--- Given entries ---

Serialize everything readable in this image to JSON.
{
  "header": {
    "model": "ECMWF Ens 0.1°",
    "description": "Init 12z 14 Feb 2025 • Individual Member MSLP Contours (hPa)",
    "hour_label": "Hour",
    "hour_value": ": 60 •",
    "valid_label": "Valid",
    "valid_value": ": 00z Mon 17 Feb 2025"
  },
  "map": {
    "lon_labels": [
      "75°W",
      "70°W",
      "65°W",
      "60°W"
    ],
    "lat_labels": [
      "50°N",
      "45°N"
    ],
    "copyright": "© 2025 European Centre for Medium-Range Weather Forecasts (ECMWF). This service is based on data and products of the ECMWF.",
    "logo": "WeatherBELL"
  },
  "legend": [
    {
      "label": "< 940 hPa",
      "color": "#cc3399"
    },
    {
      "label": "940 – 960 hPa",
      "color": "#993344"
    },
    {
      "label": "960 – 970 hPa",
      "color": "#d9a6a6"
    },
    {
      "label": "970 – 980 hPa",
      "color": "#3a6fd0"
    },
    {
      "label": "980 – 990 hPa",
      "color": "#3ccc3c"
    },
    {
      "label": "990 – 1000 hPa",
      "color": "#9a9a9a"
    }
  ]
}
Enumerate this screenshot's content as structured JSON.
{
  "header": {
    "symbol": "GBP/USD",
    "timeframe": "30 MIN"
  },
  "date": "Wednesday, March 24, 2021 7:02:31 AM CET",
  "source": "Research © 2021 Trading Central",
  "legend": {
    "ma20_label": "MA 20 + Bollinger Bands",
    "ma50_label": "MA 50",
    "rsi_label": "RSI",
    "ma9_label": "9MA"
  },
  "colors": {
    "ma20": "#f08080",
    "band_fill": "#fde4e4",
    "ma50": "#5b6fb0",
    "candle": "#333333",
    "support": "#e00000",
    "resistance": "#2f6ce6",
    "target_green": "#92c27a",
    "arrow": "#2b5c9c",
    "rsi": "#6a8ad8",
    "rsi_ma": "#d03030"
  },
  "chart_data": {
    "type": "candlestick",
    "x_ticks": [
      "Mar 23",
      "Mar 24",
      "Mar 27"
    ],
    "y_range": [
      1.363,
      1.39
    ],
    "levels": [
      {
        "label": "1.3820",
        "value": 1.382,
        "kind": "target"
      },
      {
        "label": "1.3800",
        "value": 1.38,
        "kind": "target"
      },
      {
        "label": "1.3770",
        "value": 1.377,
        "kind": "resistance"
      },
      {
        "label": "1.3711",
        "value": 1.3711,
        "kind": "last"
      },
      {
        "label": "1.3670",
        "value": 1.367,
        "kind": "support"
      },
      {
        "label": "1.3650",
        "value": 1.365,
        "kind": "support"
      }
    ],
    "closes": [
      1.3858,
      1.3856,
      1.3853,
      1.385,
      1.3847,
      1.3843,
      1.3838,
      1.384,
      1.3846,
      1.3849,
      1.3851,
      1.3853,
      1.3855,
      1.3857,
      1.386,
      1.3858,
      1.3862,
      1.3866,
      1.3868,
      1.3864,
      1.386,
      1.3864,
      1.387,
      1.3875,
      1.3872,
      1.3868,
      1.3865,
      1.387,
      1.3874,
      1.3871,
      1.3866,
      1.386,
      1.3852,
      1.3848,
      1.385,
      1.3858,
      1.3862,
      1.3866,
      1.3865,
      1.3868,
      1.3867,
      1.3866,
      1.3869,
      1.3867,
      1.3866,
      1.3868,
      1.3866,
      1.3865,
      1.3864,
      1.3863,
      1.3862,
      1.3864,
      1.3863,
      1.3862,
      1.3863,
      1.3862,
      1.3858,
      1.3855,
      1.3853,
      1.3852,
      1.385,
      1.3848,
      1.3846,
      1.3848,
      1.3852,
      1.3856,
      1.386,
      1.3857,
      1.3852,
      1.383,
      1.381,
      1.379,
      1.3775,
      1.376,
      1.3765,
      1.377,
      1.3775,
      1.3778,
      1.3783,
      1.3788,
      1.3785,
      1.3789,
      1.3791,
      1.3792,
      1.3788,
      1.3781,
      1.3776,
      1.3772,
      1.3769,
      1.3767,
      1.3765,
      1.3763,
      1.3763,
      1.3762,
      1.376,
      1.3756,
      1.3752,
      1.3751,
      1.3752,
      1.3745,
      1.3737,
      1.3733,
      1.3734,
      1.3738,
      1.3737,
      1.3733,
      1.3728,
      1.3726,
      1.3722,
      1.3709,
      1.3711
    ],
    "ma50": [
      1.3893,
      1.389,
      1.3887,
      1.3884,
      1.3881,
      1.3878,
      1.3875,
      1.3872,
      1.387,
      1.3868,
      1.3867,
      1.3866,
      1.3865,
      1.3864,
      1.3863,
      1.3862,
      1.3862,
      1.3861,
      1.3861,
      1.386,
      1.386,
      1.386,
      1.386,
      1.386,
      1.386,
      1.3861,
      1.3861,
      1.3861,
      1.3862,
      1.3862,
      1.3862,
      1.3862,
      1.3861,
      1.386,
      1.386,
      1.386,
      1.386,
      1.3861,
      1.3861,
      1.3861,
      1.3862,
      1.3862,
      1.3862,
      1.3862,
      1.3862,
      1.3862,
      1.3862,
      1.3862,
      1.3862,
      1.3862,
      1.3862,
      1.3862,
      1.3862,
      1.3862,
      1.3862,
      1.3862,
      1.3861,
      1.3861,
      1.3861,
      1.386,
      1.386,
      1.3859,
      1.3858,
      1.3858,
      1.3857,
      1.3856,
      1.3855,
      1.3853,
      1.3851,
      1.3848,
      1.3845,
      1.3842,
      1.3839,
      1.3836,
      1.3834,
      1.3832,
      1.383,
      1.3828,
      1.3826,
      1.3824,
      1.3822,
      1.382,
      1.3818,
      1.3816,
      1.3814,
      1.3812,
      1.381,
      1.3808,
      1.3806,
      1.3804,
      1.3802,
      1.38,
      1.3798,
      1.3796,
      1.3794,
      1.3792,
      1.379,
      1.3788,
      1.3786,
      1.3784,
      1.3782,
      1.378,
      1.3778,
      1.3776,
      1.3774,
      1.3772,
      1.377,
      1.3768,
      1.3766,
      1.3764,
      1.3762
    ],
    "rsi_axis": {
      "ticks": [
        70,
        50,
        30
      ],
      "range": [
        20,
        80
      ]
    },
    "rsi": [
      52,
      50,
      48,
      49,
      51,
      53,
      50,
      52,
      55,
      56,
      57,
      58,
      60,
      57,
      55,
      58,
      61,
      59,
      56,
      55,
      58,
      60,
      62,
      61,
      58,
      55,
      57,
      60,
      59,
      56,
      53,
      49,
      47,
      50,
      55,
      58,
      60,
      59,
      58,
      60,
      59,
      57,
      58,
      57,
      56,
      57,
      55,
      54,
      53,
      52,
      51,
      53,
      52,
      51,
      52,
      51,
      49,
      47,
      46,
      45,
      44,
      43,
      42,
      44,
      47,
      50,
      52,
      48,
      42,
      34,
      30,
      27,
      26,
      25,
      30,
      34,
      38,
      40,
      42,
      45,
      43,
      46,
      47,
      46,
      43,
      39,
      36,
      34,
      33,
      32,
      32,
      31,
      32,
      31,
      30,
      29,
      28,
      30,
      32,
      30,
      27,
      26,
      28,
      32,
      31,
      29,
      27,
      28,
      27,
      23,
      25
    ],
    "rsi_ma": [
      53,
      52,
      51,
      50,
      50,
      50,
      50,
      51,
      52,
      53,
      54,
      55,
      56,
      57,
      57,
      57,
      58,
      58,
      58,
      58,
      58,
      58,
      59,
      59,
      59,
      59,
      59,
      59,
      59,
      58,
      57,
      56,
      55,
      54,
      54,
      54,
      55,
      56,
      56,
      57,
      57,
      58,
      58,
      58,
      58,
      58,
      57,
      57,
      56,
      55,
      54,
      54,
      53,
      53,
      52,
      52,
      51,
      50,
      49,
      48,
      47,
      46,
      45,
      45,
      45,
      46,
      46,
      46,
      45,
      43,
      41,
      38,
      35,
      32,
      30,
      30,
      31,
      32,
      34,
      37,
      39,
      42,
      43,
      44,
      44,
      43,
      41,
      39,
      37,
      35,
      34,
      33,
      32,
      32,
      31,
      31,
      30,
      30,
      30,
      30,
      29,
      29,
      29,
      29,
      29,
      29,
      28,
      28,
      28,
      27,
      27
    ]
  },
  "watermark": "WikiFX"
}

---

### Work required
Copy all lines from the material that contain "resistance".

### The output
    "resistance": "#2f6ce6",
        "kind": "resistance"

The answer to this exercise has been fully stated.